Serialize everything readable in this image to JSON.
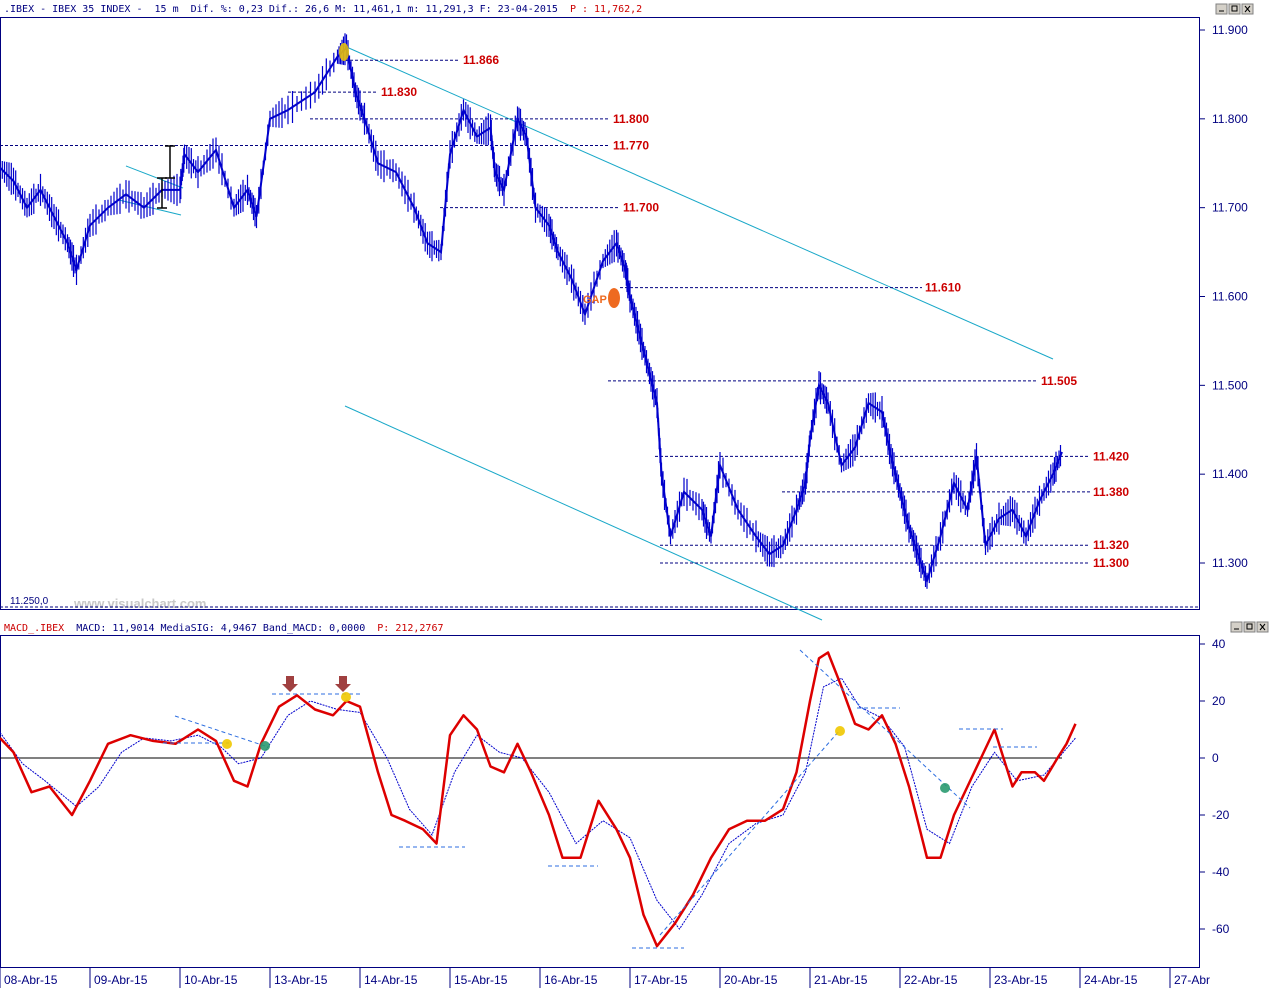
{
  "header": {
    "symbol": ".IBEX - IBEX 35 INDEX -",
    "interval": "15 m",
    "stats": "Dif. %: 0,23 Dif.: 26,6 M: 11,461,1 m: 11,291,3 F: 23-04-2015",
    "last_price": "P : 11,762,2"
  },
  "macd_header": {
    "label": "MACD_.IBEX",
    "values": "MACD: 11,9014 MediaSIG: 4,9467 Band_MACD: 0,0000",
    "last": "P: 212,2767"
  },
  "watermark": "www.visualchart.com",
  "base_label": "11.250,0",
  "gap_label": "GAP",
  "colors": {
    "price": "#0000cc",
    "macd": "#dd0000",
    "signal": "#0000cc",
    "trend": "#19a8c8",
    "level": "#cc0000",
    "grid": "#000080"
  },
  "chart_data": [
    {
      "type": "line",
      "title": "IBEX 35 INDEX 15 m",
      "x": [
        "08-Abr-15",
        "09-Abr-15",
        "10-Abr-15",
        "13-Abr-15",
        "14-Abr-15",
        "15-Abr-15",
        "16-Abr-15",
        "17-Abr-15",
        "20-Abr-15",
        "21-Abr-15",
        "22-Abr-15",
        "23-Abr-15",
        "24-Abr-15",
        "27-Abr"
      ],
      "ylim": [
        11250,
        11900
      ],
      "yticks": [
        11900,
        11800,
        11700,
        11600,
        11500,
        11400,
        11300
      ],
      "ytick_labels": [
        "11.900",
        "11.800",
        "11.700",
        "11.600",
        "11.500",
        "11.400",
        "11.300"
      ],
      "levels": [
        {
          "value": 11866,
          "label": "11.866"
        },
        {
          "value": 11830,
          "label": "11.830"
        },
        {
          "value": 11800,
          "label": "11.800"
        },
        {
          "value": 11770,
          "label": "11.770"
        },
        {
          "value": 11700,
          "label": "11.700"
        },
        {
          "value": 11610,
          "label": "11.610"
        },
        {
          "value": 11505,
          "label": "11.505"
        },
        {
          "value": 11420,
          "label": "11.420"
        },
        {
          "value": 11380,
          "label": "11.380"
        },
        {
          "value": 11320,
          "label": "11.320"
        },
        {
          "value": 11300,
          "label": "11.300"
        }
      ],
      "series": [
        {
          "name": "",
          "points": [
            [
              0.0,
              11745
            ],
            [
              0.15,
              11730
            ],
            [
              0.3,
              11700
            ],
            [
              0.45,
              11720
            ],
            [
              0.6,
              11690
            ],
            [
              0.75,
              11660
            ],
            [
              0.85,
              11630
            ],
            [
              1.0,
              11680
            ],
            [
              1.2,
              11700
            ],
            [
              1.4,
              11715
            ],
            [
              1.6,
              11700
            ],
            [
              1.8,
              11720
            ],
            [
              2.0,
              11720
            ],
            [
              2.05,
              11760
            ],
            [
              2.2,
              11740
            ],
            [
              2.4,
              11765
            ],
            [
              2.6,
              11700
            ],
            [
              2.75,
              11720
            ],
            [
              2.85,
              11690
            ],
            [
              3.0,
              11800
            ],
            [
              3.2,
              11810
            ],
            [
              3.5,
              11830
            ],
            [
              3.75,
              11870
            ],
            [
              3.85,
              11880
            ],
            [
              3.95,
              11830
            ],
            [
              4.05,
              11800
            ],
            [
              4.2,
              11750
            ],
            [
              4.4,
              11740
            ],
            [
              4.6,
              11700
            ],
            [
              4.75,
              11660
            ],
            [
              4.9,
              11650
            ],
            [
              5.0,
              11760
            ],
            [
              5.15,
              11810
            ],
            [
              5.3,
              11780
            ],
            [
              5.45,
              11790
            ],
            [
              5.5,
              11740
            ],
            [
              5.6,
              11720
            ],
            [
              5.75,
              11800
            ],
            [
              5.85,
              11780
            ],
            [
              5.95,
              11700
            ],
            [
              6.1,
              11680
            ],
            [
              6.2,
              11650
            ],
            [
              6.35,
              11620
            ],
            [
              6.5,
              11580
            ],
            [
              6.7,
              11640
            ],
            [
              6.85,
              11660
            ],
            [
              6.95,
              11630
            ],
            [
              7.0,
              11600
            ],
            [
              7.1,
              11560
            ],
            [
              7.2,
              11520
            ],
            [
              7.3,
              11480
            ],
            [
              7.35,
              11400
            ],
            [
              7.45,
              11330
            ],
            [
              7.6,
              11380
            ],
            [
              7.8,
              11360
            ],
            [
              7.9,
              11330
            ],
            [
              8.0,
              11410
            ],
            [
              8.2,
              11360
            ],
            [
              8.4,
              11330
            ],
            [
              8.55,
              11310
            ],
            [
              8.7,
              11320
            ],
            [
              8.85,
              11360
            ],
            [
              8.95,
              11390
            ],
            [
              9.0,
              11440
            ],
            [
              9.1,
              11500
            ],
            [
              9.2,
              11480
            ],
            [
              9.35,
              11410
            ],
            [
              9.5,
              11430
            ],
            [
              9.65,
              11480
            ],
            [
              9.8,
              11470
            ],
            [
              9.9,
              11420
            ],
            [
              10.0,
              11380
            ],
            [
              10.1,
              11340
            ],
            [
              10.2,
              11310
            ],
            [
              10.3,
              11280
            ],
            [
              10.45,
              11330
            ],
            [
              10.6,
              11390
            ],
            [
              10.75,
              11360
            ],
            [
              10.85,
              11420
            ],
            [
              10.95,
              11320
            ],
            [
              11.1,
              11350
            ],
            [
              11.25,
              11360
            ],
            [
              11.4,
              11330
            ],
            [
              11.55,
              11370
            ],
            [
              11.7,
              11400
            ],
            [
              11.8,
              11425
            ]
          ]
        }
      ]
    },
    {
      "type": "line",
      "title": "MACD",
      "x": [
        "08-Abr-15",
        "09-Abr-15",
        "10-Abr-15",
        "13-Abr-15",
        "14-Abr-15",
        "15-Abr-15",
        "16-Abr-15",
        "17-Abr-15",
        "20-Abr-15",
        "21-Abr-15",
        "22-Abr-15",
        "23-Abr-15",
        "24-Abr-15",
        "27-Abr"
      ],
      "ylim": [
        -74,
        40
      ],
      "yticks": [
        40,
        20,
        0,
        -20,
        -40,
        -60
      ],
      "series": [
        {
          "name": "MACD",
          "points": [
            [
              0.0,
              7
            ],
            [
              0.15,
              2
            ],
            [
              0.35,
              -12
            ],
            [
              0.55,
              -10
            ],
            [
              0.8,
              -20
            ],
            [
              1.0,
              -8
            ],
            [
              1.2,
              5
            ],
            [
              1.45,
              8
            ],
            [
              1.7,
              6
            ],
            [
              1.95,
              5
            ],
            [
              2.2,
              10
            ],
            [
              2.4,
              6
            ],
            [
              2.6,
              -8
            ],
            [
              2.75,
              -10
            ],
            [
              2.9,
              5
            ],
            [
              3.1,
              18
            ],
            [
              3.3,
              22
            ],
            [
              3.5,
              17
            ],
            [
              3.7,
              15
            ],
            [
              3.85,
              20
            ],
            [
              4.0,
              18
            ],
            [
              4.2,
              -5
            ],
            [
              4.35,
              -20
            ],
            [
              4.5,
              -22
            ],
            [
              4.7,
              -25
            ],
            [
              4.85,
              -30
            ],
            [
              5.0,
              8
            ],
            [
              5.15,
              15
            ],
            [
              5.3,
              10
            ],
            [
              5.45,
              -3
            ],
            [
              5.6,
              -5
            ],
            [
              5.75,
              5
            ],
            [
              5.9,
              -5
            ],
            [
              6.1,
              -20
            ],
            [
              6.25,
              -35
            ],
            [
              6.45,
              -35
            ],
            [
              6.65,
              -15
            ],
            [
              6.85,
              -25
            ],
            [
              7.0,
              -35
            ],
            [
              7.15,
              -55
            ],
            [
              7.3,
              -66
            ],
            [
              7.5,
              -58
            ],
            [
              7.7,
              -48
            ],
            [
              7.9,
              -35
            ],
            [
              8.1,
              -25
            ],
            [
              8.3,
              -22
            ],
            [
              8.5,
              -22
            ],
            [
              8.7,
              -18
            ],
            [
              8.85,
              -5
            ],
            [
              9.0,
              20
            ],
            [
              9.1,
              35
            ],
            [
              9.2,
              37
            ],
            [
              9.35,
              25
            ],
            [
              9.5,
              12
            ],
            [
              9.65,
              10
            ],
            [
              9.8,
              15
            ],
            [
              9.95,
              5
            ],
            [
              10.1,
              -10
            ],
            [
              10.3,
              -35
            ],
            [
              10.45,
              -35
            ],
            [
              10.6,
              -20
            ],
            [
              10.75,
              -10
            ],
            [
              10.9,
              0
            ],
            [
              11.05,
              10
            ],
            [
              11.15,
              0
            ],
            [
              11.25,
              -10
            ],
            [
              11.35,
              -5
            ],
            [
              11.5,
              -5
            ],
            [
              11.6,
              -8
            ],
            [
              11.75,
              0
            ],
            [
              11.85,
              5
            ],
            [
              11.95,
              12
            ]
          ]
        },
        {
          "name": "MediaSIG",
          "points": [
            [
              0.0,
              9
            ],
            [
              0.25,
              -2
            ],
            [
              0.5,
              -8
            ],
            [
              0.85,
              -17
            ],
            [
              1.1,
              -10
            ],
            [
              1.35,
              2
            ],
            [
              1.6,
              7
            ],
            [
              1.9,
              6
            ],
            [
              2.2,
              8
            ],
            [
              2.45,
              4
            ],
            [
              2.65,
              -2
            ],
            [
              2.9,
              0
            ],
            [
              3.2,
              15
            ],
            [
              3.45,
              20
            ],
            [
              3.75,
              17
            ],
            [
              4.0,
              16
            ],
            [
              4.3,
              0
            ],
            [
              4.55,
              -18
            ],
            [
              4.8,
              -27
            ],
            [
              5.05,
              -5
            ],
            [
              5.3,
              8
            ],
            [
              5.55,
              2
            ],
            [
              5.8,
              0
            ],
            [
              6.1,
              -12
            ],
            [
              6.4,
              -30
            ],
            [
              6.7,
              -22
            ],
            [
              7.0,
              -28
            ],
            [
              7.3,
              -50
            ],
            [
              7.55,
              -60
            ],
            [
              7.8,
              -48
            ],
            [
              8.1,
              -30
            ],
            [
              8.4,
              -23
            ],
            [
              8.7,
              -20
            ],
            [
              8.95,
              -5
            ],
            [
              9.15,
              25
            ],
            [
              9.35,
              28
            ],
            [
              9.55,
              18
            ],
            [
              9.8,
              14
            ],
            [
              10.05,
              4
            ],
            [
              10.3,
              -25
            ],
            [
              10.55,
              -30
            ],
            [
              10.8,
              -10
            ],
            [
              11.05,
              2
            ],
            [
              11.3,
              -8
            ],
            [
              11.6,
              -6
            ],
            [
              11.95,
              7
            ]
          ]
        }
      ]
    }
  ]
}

_What you will do_: Show each line in the entries that holds the string "INDEX".

_Result_:
    "symbol": ".IBEX - IBEX 35 INDEX -",
      "title": "IBEX 35 INDEX 15 m",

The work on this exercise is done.